• _THE REQUEST_:
Identify the lines that contain the word "this" and copy each one.

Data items

....................

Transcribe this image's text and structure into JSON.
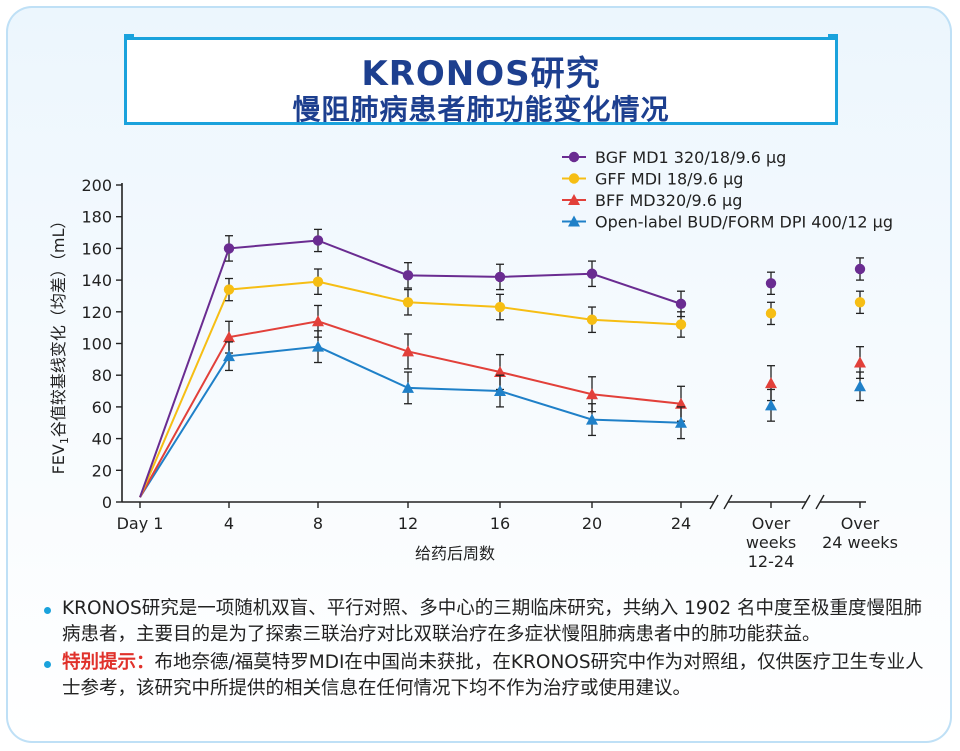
{
  "header": {
    "title_line1": "KRONOS研究",
    "title_line2": "慢阻肺病患者肺功能变化情况"
  },
  "colors": {
    "accent": "#1aa2dc",
    "title": "#1d3f8f",
    "warning": "#e0312b"
  },
  "chart_data": {
    "type": "line",
    "ylabel_prefix": "FEV",
    "ylabel_subscript": "1",
    "ylabel_suffix": "谷值较基线变化（均差）（mL）",
    "xlabel": "给药后周数",
    "ylim": [
      0,
      200
    ],
    "yticks": [
      0,
      20,
      40,
      60,
      80,
      100,
      120,
      140,
      160,
      180,
      200
    ],
    "x_connected_labels": [
      "Day 1",
      "4",
      "8",
      "12",
      "16",
      "20",
      "24"
    ],
    "x_summary_labels": [
      [
        "Over",
        "weeks",
        "12-24"
      ],
      [
        "Over",
        "24 weeks"
      ]
    ],
    "series": [
      {
        "name": "BGF MD1 320/18/9.6 μg",
        "color": "#6a2c91",
        "marker": "circle",
        "values": [
          3,
          160,
          165,
          143,
          142,
          144,
          125
        ],
        "errors": [
          0,
          8,
          7,
          8,
          8,
          8,
          8
        ],
        "summary": [
          138,
          147
        ],
        "summary_errors": [
          7,
          7
        ]
      },
      {
        "name": "GFF MDI 18/9.6 μg",
        "color": "#f6be14",
        "marker": "circle",
        "values": [
          3,
          134,
          139,
          126,
          123,
          115,
          112
        ],
        "errors": [
          0,
          7,
          8,
          8,
          8,
          8,
          8
        ],
        "summary": [
          119,
          126
        ],
        "summary_errors": [
          7,
          7
        ]
      },
      {
        "name": "BFF MD320/9.6 μg",
        "color": "#e2403a",
        "marker": "triangle",
        "values": [
          3,
          104,
          114,
          95,
          82,
          68,
          62
        ],
        "errors": [
          0,
          10,
          10,
          11,
          11,
          11,
          11
        ],
        "summary": [
          75,
          88
        ],
        "summary_errors": [
          11,
          10
        ]
      },
      {
        "name": "Open-label BUD/FORM DPI 400/12 μg",
        "color": "#1f80c8",
        "marker": "triangle",
        "values": [
          3,
          92,
          98,
          72,
          70,
          52,
          50
        ],
        "errors": [
          0,
          9,
          10,
          10,
          10,
          10,
          10
        ],
        "summary": [
          61,
          73
        ],
        "summary_errors": [
          10,
          9
        ]
      }
    ]
  },
  "notes": [
    {
      "highlight": "",
      "text": "KRONOS研究是一项随机双盲、平行对照、多中心的三期临床研究，共纳入 1902 名中度至极重度慢阻肺病患者，主要目的是为了探索三联治疗对比双联治疗在多症状慢阻肺病患者中的肺功能获益。"
    },
    {
      "highlight": "特别提示：",
      "text": "布地奈德/福莫特罗MDI在中国尚未获批，在KRONOS研究中作为对照组，仅供医疗卫生专业人士参考，该研究中所提供的相关信息在任何情况下均不作为治疗或使用建议。"
    }
  ]
}
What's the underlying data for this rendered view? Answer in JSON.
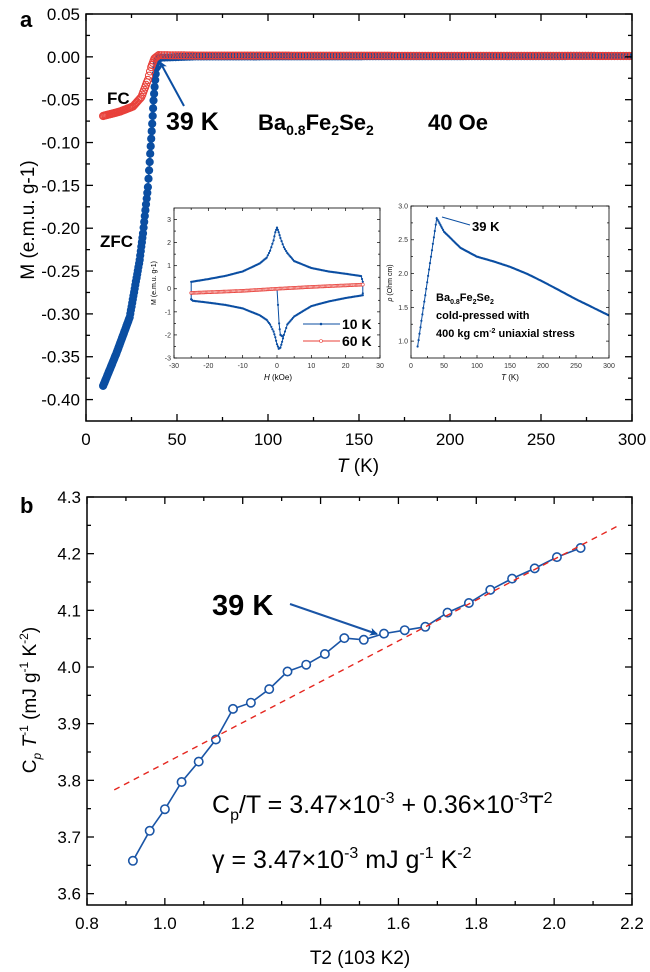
{
  "colors": {
    "zfc": "#0b4ea2",
    "fc": "#e8403a",
    "cp": "#1a55a6",
    "fit": "#e5261f",
    "axis": "#000000"
  },
  "labels": {
    "panel_a": "a",
    "panel_b": "b",
    "a_ylabel": {
      "M": "M",
      "unit": " (e.m.u. g",
      "exp": "-1",
      "close": ")"
    },
    "a_xlabel": {
      "T": "T",
      "unit": " (K)"
    },
    "fc": "FC",
    "zfc": "ZFC",
    "a_tc": "39 K",
    "compound": {
      "ba": "Ba",
      "s1": "0.8",
      "fe": "Fe",
      "s2": "2",
      "se": "Se",
      "s3": "2"
    },
    "field": "40 Oe",
    "inset1_ylabel": {
      "M": "M",
      "unit": " (e.m.u. g",
      "exp": "-1",
      "close": ")"
    },
    "inset1_xlabel": {
      "H": "H",
      "unit": " (kOe)"
    },
    "legend_10k": "10 K",
    "legend_60k": "60 K",
    "inset2_ylabel": {
      "rho": "ρ",
      "unit": " (Ohm cm)"
    },
    "inset2_xlabel": {
      "T": "T",
      "unit": " (K)"
    },
    "inset2_tc": "39 K",
    "inset2_note": {
      "line2": "cold-pressed with",
      "l3a": "400 kg cm",
      "l3exp": "-2",
      "l3b": " uniaxial stress"
    },
    "b_tc": "39 K",
    "b_ylabel": {
      "C": "C",
      "p": "p",
      "T": " T",
      "texp": "-1",
      "unit": " (mJ g",
      "gexp": "-1",
      "K": " K",
      "kexp": "-2",
      "close": ")"
    },
    "b_xlabel": {
      "T": "T",
      "texp": "2",
      "unit": " (10",
      "uexp": "3",
      "K": " K",
      "kexp": "2",
      "close": ")"
    },
    "equation": {
      "c": "C",
      "p": "p",
      "a": "/T = 3.47×10",
      "e1": "-3",
      "b": " + 0.36×10",
      "e2": "-3",
      "t": "T",
      "e3": "2"
    },
    "gamma": {
      "a": "γ = 3.47×10",
      "e1": "-3",
      "b": " mJ g",
      "e2": "-1",
      "c": " K",
      "e3": "-2"
    }
  },
  "chart_data": [
    {
      "id": "panel-a",
      "type": "scatter",
      "xlabel": "T (K)",
      "ylabel": "M (e.m.u. g-1)",
      "xlim": [
        0,
        300
      ],
      "ylim": [
        -0.425,
        0.05
      ],
      "xticks": [
        0,
        50,
        100,
        150,
        200,
        250,
        300
      ],
      "xtick_labels": [
        "0",
        "50",
        "100",
        "150",
        "200",
        "250",
        "300"
      ],
      "yticks": [
        -0.4,
        -0.35,
        -0.3,
        -0.25,
        -0.2,
        -0.15,
        -0.1,
        -0.05,
        0.0,
        0.05
      ],
      "ytick_labels": [
        "-0.40",
        "-0.35",
        "-0.30",
        "-0.25",
        "-0.20",
        "-0.15",
        "-0.10",
        "-0.05",
        "0.00",
        "0.05"
      ],
      "series": [
        {
          "name": "ZFC",
          "style": "filled-circle-line",
          "color": "#0b4ea2",
          "x": [
            9.4,
            16.7,
            24,
            29.5,
            31.3,
            34,
            35.3,
            36.4,
            37.1,
            38,
            38.9,
            40,
            60,
            300
          ],
          "y": [
            -0.384,
            -0.346,
            -0.304,
            -0.237,
            -0.206,
            -0.152,
            -0.113,
            -0.078,
            -0.051,
            -0.027,
            -0.006,
            -0.001,
            0.0005,
            0.001
          ]
        },
        {
          "name": "FC",
          "style": "open-circle",
          "color": "#e8403a",
          "x": [
            9.4,
            18.5,
            25.8,
            30.4,
            34,
            35.8,
            37.6,
            40,
            60,
            300
          ],
          "y": [
            -0.069,
            -0.064,
            -0.058,
            -0.047,
            -0.027,
            -0.012,
            -0.002,
            0.002,
            0.0015,
            0.001
          ]
        }
      ]
    },
    {
      "id": "inset-mh",
      "type": "line",
      "xlabel": "H (kOe)",
      "ylabel": "M (e.m.u. g-1)",
      "xlim": [
        -30,
        30
      ],
      "ylim": [
        -3,
        3.5
      ],
      "xticks": [
        -30,
        -20,
        -10,
        0,
        10,
        20,
        30
      ],
      "xtick_labels": [
        "-30",
        "-20",
        "-10",
        "0",
        "10",
        "20",
        "30"
      ],
      "yticks": [
        -3,
        -2,
        -1,
        0,
        1,
        2,
        3
      ],
      "ytick_labels": [
        "-3",
        "-2",
        "-1",
        "0",
        "1",
        "2",
        "3"
      ],
      "legend": "bottom-right",
      "series": [
        {
          "name": "10 K",
          "style": "line-dot",
          "color": "#0b4ea2",
          "branches": [
            {
              "x": [
                -25,
                -25,
                -20,
                -15,
                -10,
                -5,
                -3,
                -2,
                -1,
                -0.5,
                0,
                0.5,
                1,
                2,
                3,
                5,
                10,
                15,
                20,
                24.5,
                25,
                25
              ],
              "y": [
                -0.45,
                0.3,
                0.42,
                0.56,
                0.75,
                1.1,
                1.35,
                1.65,
                2.1,
                2.45,
                2.65,
                2.45,
                2.2,
                1.8,
                1.55,
                1.2,
                0.9,
                0.75,
                0.65,
                0.55,
                0.3,
                -0.2
              ]
            },
            {
              "x": [
                25,
                20,
                15,
                10,
                5,
                3,
                2,
                1.5,
                1,
                0.5,
                0,
                -0.5,
                -1,
                -2,
                -3,
                -5,
                -10,
                -15,
                -20,
                -24.5,
                -25
              ],
              "y": [
                -0.28,
                -0.4,
                -0.55,
                -0.75,
                -1.2,
                -1.55,
                -2.0,
                -2.3,
                -2.55,
                -2.6,
                -2.4,
                -2.1,
                -1.85,
                -1.55,
                -1.35,
                -1.15,
                -0.85,
                -0.7,
                -0.6,
                -0.52,
                -0.45
              ]
            },
            {
              "x": [
                0,
                0.3,
                0.6,
                1.0,
                1.5
              ],
              "y": [
                0,
                -0.7,
                -1.5,
                -2.0,
                -2.05
              ]
            }
          ]
        },
        {
          "name": "60 K",
          "style": "open-circle-line",
          "color": "#e8403a",
          "branches": [
            {
              "x": [
                -25,
                -10,
                0,
                10,
                25
              ],
              "y": [
                -0.18,
                -0.09,
                0.0,
                0.08,
                0.18
              ]
            }
          ]
        }
      ]
    },
    {
      "id": "inset-rho",
      "type": "line",
      "xlabel": "T (K)",
      "ylabel": "ρ (Ohm cm)",
      "xlim": [
        0,
        300
      ],
      "ylim": [
        0.75,
        3.0
      ],
      "xticks": [
        0,
        50,
        100,
        150,
        200,
        250,
        300
      ],
      "xtick_labels": [
        "0",
        "50",
        "100",
        "150",
        "200",
        "250",
        "300"
      ],
      "yticks": [
        1.0,
        1.5,
        2.0,
        2.5,
        3.0
      ],
      "ytick_labels": [
        "1.0",
        "1.5",
        "2.0",
        "2.5",
        "3.0"
      ],
      "series": [
        {
          "style": "line-dot",
          "color": "#0b4ea2",
          "branches": [
            {
              "x": [
                10,
                39,
                50,
                75,
                100,
                125,
                150,
                175,
                200,
                225,
                250,
                275,
                300
              ],
              "y": [
                0.92,
                2.82,
                2.62,
                2.38,
                2.25,
                2.18,
                2.1,
                2.0,
                1.88,
                1.75,
                1.62,
                1.5,
                1.38
              ]
            }
          ]
        }
      ]
    },
    {
      "id": "panel-b",
      "type": "scatter",
      "xlabel": "T2 (103 K2)",
      "ylabel": "Cp T-1 (mJ g-1 K-2)",
      "xlim": [
        0.8,
        2.2
      ],
      "ylim": [
        3.58,
        4.3
      ],
      "xticks": [
        0.8,
        1.0,
        1.2,
        1.4,
        1.6,
        1.8,
        2.0,
        2.2
      ],
      "xtick_labels": [
        "0.8",
        "1.0",
        "1.2",
        "1.4",
        "1.6",
        "1.8",
        "2.0",
        "2.2"
      ],
      "yticks": [
        3.6,
        3.7,
        3.8,
        3.9,
        4.0,
        4.1,
        4.2,
        4.3
      ],
      "ytick_labels": [
        "3.6",
        "3.7",
        "3.8",
        "3.9",
        "4.0",
        "4.1",
        "4.2",
        "4.3"
      ],
      "series": [
        {
          "style": "open-circle-line",
          "color": "#1a55a6",
          "x": [
            0.918,
            0.961,
            1.0,
            1.043,
            1.087,
            1.131,
            1.175,
            1.221,
            1.268,
            1.315,
            1.363,
            1.411,
            1.461,
            1.511,
            1.563,
            1.616,
            1.669,
            1.726,
            1.781,
            1.836,
            1.892,
            1.95,
            2.007,
            2.068
          ],
          "y": [
            3.658,
            3.711,
            3.749,
            3.797,
            3.833,
            3.872,
            3.926,
            3.937,
            3.961,
            3.992,
            4.004,
            4.023,
            4.051,
            4.048,
            4.059,
            4.065,
            4.071,
            4.096,
            4.113,
            4.136,
            4.156,
            4.174,
            4.194,
            4.21
          ]
        },
        {
          "style": "dashed-fit",
          "color": "#e5261f",
          "intercept": 3.47,
          "slope": 0.36,
          "x_range": [
            0.87,
            2.17
          ]
        }
      ]
    }
  ]
}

....................

• _FINAL RESULT_:
Transcribe this image's text and structure into JSON.
What's the underlying data for this rendered view? Answer in JSON.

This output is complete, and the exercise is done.